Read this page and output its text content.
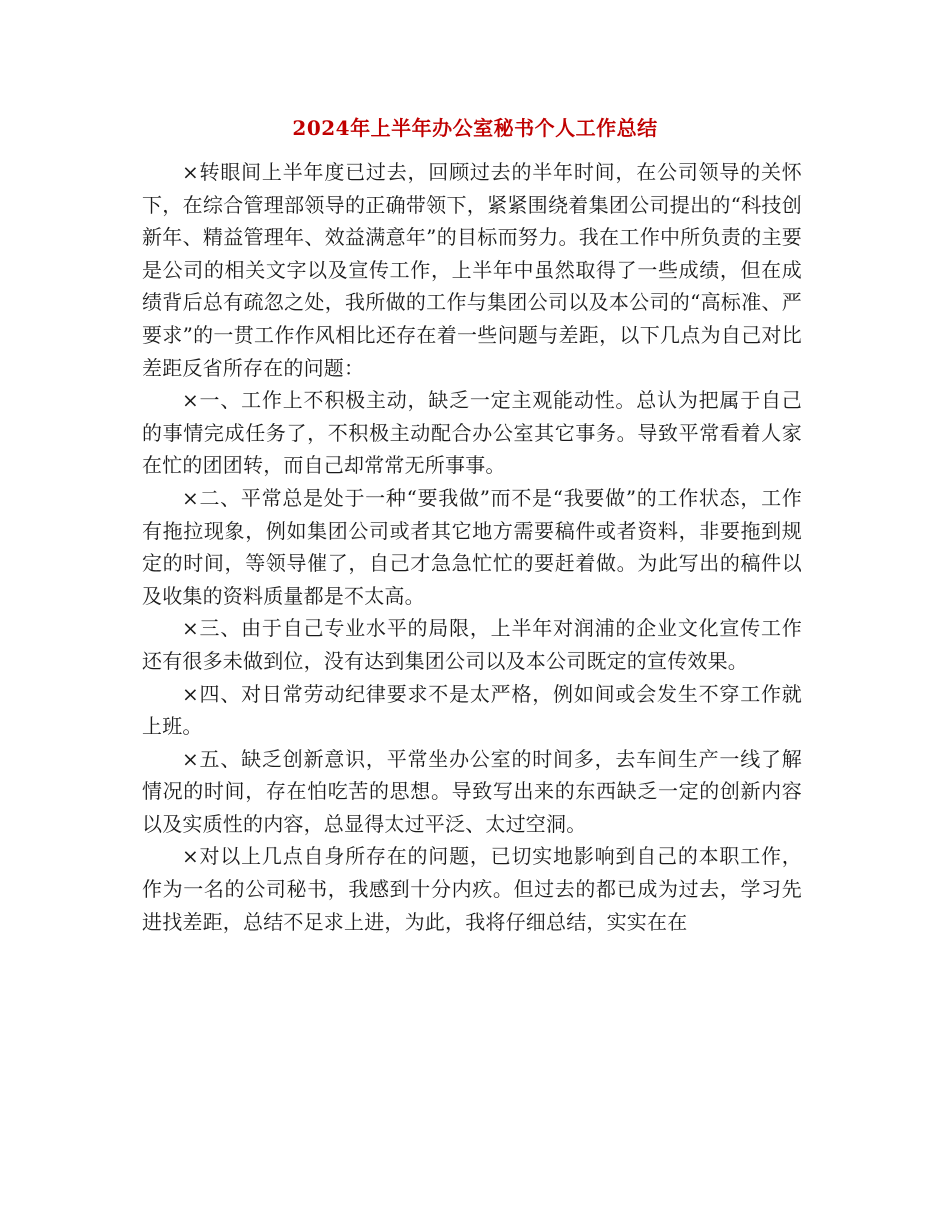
2024年上半年办公室秘书个人工作总结

×转眼间上半年度已过去，回顾过去的半年时间，在公司领导的关怀下，在综合管理部领导的正确带领下，紧紧围绕着集团公司提出的“科技创新年、精益管理年、效益满意年”的目标而努力。我在工作中所负责的主要是公司的相关文字以及宣传工作，上半年中虽然取得了一些成绩，但在成绩背后总有疏忽之处，我所做的工作与集团公司以及本公司的“高标准、严要求”的一贯工作作风相比还存在着一些问题与差距，以下几点为自己对比差距反省所存在的问题：

×一、工作上不积极主动，缺乏一定主观能动性。总认为把属于自己的事情完成任务了，不积极主动配合办公室其它事务。导致平常看着人家在忙的团团转，而自己却常常无所事事。

×二、平常总是处于一种“要我做”而不是“我要做”的工作状态，工作有拖拉现象，例如集团公司或者其它地方需要稿件或者资料，非要拖到规定的时间，等领导催了，自己才急急忙忙的要赶着做。为此写出的稿件以及收集的资料质量都是不太高。

×三、由于自己专业水平的局限，上半年对润浦的企业文化宣传工作还有很多未做到位，没有达到集团公司以及本公司既定的宣传效果。

×四、对日常劳动纪律要求不是太严格，例如间或会发生不穿工作就上班。

×五、缺乏创新意识，平常坐办公室的时间多，去车间生产一线了解情况的时间，存在怕吃苦的思想。导致写出来的东西缺乏一定的创新内容以及实质性的内容，总显得太过平泛、太过空洞。

×对以上几点自身所存在的问题，已切实地影响到自己的本职工作，作为一名的公司秘书，我感到十分内疚。但过去的都已成为过去，学习先进找差距，总结不足求上进，为此，我将仔细总结，实实在在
-*-*-
_WRITTEN INSTRUCTION_
In this exercise, set down all of the data exactly, without the pictures.

_FINISHED EXERCISE_
Read this page and output its text content.
2024年上半年办公室秘书个人工作总结

×转眼间上半年度已过去，回顾过去的半年时间，在公司领导的关怀下，在综合管理部领导的正确带领下，紧紧围绕着集团公司提出的“科技创新年、精益管理年、效益满意年”的目标而努力。我在工作中所负责的主要是公司的相关文字以及宣传工作，上半年中虽然取得了一些成绩，但在成绩背后总有疏忽之处，我所做的工作与集团公司以及本公司的“高标准、严要求”的一贯工作作风相比还存在着一些问题与差距，以下几点为自己对比差距反省所存在的问题：

×一、工作上不积极主动，缺乏一定主观能动性。总认为把属于自己的事情完成任务了，不积极主动配合办公室其它事务。导致平常看着人家在忙的团团转，而自己却常常无所事事。

×二、平常总是处于一种“要我做”而不是“我要做”的工作状态，工作有拖拉现象，例如集团公司或者其它地方需要稿件或者资料，非要拖到规定的时间，等领导催了，自己才急急忙忙的要赶着做。为此写出的稿件以及收集的资料质量都是不太高。

×三、由于自己专业水平的局限，上半年对润浦的企业文化宣传工作还有很多未做到位，没有达到集团公司以及本公司既定的宣传效果。

×四、对日常劳动纪律要求不是太严格，例如间或会发生不穿工作就上班。

×五、缺乏创新意识，平常坐办公室的时间多，去车间生产一线了解情况的时间，存在怕吃苦的思想。导致写出来的东西缺乏一定的创新内容以及实质性的内容，总显得太过平泛、太过空洞。

×对以上几点自身所存在的问题，已切实地影响到自己的本职工作，作为一名的公司秘书，我感到十分内疚。但过去的都已成为过去，学习先进找差距，总结不足求上进，为此，我将仔细总结，实实在在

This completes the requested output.